## Given problem
All of the data below must be repeated exactly.

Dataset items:
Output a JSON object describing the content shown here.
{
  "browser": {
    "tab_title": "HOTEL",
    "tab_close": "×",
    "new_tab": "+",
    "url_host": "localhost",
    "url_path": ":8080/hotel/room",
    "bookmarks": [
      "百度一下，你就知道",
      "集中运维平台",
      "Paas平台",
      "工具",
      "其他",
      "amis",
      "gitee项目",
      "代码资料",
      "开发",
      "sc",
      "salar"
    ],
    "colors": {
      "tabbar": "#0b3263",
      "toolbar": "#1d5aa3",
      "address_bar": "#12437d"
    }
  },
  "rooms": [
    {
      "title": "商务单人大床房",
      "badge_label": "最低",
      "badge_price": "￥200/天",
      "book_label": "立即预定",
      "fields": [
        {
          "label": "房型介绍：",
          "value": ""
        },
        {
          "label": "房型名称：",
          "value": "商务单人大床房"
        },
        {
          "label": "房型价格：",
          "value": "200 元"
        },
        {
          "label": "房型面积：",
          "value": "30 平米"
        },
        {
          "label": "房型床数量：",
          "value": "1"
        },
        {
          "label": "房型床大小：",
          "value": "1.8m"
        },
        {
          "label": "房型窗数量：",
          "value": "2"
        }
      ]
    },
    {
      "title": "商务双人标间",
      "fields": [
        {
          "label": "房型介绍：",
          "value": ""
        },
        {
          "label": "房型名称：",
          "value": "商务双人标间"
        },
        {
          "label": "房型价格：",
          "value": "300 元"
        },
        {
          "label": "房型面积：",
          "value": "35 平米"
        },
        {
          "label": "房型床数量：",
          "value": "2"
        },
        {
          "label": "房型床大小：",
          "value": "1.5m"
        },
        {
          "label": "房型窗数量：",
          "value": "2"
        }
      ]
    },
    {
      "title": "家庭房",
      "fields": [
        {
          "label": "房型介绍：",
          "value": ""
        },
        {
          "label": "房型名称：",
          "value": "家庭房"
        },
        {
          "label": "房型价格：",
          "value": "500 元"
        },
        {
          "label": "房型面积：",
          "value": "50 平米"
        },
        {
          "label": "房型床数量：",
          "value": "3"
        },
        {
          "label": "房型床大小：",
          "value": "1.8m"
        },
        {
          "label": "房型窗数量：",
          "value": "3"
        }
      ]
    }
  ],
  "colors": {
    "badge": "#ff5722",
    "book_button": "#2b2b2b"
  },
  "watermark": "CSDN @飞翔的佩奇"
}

## Exercise solution
Output a JSON object describing the content shown here.
{
  "browser": {
    "tab_title": "HOTEL",
    "tab_close": "×",
    "new_tab": "+",
    "url_host": "localhost",
    "url_path": ":8080/hotel/room",
    "bookmarks": [
      "百度一下，你就知道",
      "集中运维平台",
      "Paas平台",
      "工具",
      "其他",
      "amis",
      "gitee项目",
      "代码资料",
      "开发",
      "sc",
      "salar"
    ],
    "colors": {
      "tabbar": "#0b3263",
      "toolbar": "#1d5aa3",
      "address_bar": "#12437d"
    }
  },
  "rooms": [
    {
      "title": "商务单人大床房",
      "badge_label": "最低",
      "badge_price": "￥200/天",
      "book_label": "立即预定",
      "fields": [
        {
          "label": "房型介绍：",
          "value": ""
        },
        {
          "label": "房型名称：",
          "value": "商务单人大床房"
        },
        {
          "label": "房型价格：",
          "value": "200 元"
        },
        {
          "label": "房型面积：",
          "value": "30 平米"
        },
        {
          "label": "房型床数量：",
          "value": "1"
        },
        {
          "label": "房型床大小：",
          "value": "1.8m"
        },
        {
          "label": "房型窗数量：",
          "value": "2"
        }
      ]
    },
    {
      "title": "商务双人标间",
      "fields": [
        {
          "label": "房型介绍：",
          "value": ""
        },
        {
          "label": "房型名称：",
          "value": "商务双人标间"
        },
        {
          "label": "房型价格：",
          "value": "300 元"
        },
        {
          "label": "房型面积：",
          "value": "35 平米"
        },
        {
          "label": "房型床数量：",
          "value": "2"
        },
        {
          "label": "房型床大小：",
          "value": "1.5m"
        },
        {
          "label": "房型窗数量：",
          "value": "2"
        }
      ]
    },
    {
      "title": "家庭房",
      "fields": [
        {
          "label": "房型介绍：",
          "value": ""
        },
        {
          "label": "房型名称：",
          "value": "家庭房"
        },
        {
          "label": "房型价格：",
          "value": "500 元"
        },
        {
          "label": "房型面积：",
          "value": "50 平米"
        },
        {
          "label": "房型床数量：",
          "value": "3"
        },
        {
          "label": "房型床大小：",
          "value": "1.8m"
        },
        {
          "label": "房型窗数量：",
          "value": "3"
        }
      ]
    }
  ],
  "colors": {
    "badge": "#ff5722",
    "book_button": "#2b2b2b"
  },
  "watermark": "CSDN @飞翔的佩奇"
}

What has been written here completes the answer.